#### [Task brief]
Find how many lines in the data below mention "power". Give the number only.

Rows from a figure dataset:
================

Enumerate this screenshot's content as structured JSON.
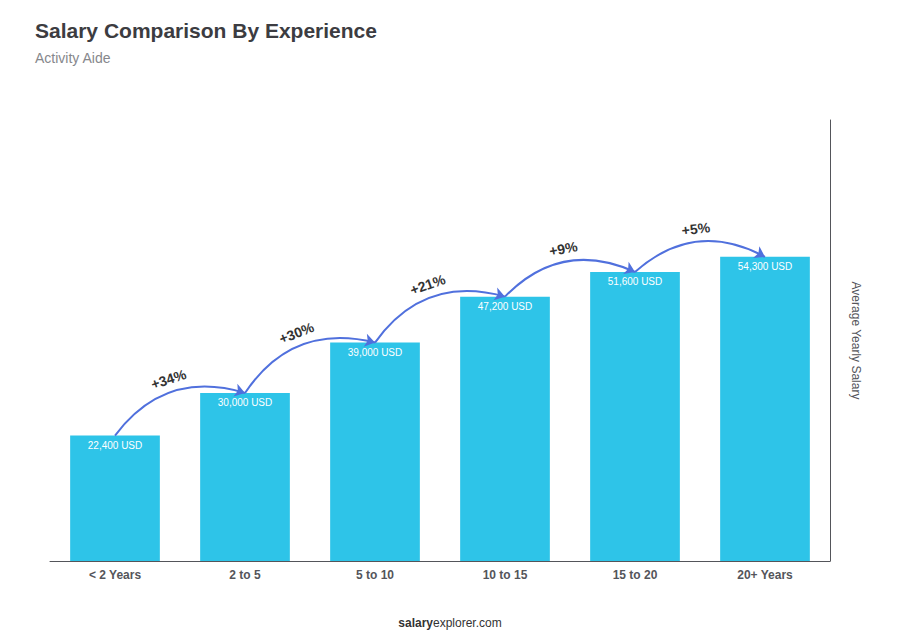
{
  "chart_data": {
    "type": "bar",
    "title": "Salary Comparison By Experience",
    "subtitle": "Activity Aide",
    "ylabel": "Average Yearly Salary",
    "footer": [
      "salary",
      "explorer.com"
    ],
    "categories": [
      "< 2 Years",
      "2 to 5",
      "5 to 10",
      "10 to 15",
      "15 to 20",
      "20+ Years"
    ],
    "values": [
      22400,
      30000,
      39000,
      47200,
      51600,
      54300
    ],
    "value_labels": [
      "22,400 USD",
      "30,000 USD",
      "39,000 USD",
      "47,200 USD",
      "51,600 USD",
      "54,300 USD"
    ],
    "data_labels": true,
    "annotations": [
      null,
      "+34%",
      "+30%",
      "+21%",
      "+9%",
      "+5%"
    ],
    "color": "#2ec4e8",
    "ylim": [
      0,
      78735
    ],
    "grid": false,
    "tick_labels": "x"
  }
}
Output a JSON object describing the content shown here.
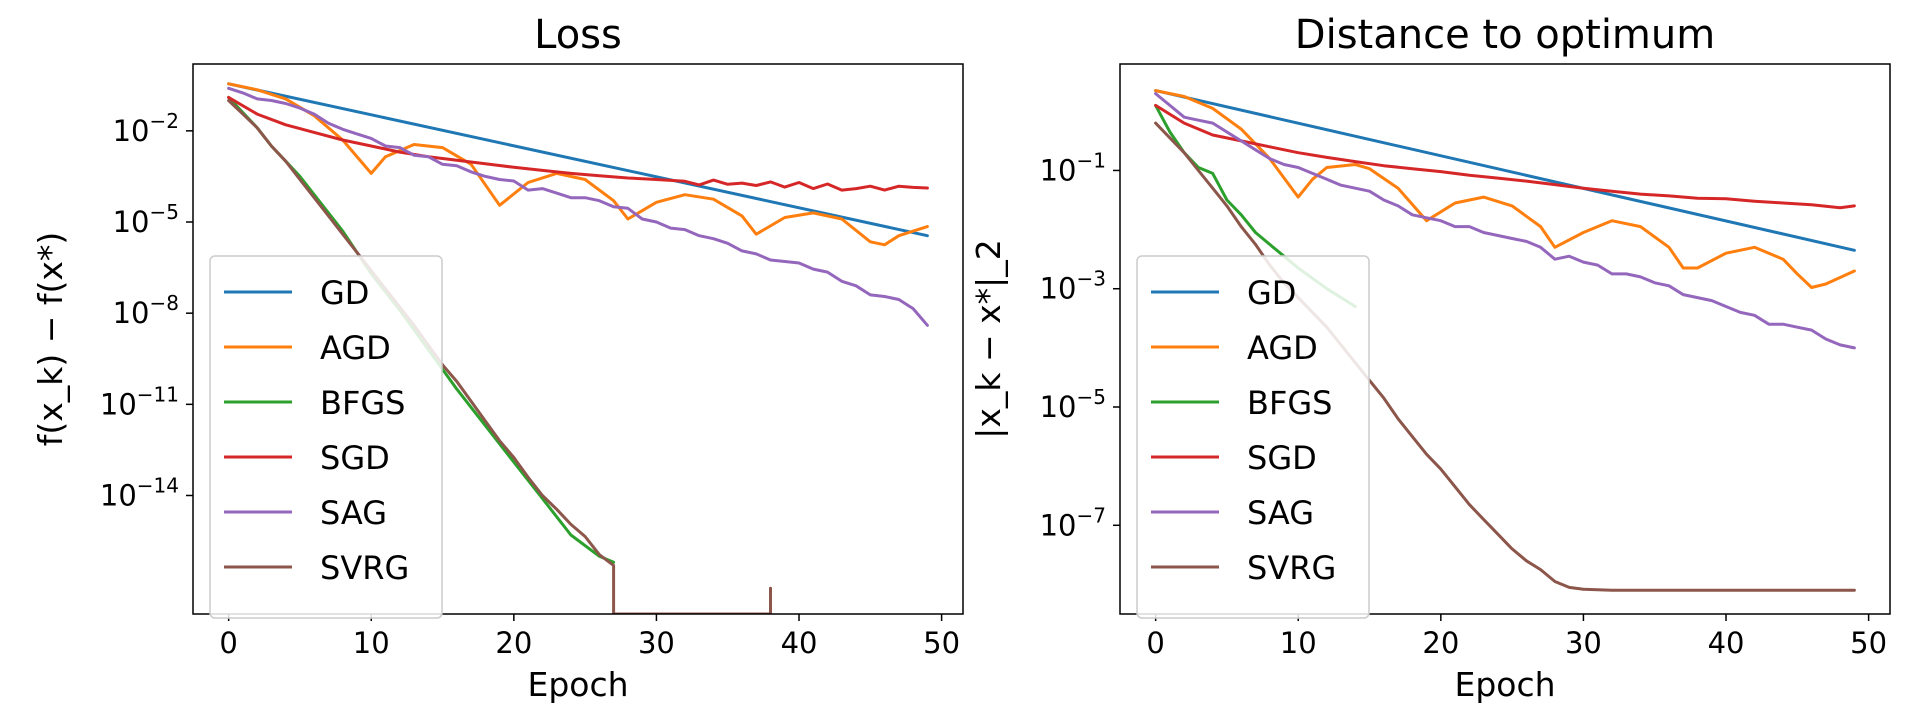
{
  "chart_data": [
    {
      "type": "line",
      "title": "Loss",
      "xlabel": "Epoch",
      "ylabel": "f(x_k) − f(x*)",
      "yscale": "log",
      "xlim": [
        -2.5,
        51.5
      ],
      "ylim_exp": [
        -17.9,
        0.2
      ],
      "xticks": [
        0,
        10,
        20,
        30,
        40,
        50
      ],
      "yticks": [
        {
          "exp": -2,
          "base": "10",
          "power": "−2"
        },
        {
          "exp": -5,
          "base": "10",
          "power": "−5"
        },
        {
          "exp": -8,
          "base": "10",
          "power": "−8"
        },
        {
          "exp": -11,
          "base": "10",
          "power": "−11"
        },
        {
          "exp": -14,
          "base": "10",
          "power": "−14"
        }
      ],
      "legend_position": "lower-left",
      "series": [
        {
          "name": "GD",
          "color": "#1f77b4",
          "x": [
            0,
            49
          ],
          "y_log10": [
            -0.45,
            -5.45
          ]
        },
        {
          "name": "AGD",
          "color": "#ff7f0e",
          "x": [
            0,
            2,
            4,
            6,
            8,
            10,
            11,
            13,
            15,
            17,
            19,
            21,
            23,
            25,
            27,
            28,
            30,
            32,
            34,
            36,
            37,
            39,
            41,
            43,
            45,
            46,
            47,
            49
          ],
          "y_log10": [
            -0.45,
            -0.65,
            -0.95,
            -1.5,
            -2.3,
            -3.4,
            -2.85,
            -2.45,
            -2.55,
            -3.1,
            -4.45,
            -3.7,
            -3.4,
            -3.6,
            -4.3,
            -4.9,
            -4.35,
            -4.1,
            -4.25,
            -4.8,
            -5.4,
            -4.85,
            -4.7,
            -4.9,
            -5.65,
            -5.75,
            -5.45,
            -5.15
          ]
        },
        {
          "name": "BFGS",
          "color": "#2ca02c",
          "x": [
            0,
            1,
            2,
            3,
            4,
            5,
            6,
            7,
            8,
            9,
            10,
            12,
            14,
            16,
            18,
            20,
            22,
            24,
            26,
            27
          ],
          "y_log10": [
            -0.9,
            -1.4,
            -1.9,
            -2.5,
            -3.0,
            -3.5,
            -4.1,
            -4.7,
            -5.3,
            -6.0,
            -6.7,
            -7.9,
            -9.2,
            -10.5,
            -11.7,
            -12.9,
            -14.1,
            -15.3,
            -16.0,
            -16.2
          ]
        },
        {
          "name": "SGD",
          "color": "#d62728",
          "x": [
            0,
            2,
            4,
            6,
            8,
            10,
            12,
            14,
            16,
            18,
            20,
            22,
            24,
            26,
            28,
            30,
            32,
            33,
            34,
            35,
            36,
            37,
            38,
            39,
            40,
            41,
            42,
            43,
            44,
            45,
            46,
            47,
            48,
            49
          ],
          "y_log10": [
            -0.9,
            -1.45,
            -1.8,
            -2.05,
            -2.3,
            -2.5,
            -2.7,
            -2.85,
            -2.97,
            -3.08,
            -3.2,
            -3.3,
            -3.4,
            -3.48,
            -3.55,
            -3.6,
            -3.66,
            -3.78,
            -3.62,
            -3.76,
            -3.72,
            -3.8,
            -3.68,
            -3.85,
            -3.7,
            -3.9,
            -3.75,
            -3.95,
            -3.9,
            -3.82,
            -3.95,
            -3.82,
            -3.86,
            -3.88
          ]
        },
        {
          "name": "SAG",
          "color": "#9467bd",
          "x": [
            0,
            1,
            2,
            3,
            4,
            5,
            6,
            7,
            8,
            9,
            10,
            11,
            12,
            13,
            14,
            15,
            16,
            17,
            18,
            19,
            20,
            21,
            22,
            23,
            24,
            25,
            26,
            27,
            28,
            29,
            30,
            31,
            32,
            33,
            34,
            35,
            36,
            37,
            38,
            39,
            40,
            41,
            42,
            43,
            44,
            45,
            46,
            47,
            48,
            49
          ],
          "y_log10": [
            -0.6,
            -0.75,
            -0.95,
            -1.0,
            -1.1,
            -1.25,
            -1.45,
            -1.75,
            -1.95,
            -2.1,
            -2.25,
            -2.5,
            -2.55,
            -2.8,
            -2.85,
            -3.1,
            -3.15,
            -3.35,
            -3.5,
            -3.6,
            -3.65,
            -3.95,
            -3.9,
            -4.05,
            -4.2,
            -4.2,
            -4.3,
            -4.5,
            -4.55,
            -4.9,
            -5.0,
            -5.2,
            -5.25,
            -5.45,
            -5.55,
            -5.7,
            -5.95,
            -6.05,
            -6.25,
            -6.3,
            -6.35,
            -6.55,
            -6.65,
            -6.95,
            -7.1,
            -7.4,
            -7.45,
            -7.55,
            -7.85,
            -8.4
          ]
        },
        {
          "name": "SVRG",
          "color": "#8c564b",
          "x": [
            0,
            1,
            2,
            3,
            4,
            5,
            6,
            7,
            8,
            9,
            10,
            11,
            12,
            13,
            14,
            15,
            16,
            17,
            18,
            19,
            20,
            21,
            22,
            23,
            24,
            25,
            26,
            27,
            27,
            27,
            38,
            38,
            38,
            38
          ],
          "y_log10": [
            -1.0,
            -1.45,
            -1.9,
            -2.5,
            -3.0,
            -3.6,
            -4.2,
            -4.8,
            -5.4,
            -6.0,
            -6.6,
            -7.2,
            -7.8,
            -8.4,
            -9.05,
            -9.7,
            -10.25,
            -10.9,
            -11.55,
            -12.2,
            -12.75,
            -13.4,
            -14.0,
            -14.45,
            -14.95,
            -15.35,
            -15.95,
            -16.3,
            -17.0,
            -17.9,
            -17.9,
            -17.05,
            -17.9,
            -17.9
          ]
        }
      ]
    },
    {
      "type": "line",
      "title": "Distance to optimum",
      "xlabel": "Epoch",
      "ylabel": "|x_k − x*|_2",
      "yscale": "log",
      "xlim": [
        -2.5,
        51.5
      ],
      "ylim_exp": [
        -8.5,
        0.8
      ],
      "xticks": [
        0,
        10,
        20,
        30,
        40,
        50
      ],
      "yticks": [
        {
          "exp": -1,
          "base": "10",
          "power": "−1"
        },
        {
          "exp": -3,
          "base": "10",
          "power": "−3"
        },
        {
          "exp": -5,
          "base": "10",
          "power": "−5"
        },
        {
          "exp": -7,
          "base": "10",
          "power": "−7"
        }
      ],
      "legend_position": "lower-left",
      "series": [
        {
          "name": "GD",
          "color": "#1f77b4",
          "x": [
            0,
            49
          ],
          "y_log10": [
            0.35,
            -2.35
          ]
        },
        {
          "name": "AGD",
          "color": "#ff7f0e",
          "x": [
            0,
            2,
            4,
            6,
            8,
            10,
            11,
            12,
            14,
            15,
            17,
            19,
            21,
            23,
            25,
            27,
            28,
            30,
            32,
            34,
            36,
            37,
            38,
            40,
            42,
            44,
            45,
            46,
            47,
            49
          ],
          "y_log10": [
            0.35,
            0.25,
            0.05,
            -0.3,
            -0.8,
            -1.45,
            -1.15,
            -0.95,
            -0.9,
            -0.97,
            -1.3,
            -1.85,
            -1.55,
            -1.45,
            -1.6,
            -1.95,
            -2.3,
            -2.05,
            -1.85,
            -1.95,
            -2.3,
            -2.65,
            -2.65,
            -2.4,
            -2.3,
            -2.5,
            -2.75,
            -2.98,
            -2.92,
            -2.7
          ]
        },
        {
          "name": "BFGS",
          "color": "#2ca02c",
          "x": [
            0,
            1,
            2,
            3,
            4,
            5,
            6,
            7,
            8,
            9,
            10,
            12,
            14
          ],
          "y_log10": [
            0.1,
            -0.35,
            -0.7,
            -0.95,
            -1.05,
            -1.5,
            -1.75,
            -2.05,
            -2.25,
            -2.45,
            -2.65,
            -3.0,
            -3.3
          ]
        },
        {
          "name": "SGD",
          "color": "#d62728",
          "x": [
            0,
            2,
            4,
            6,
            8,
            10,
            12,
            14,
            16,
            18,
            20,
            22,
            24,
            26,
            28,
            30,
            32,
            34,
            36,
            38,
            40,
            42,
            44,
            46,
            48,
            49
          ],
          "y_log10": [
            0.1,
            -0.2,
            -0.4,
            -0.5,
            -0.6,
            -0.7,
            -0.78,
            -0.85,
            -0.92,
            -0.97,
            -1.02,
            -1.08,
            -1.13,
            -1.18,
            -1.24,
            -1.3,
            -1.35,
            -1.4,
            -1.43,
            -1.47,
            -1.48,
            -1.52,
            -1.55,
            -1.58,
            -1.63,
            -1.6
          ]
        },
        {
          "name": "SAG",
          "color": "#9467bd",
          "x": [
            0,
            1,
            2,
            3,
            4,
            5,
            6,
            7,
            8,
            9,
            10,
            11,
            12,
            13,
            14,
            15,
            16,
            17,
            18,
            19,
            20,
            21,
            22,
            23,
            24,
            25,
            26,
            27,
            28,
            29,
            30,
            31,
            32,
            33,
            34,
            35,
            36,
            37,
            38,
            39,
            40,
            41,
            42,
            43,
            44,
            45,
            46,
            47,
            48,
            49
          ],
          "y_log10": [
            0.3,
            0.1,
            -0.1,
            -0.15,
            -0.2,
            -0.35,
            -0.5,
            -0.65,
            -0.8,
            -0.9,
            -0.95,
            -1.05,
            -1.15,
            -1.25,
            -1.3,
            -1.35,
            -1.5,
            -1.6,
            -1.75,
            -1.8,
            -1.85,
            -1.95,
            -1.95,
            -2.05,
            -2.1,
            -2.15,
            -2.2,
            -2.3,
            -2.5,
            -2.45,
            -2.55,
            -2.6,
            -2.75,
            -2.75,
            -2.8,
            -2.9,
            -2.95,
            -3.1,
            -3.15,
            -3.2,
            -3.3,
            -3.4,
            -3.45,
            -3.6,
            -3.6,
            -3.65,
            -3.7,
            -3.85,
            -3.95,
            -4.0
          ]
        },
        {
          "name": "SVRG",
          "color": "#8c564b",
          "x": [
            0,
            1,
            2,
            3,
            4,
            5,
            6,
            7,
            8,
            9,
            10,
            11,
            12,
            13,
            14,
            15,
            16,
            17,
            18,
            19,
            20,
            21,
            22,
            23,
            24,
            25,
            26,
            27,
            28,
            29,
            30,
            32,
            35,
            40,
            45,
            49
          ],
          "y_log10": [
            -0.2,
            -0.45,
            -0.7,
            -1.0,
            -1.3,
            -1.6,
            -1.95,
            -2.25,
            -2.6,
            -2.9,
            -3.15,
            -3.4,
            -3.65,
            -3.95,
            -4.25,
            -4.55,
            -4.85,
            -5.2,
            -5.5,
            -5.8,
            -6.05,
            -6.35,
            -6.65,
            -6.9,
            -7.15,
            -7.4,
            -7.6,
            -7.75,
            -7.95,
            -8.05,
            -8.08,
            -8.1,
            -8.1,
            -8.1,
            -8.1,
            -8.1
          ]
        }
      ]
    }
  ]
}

================

#### [The reply]
9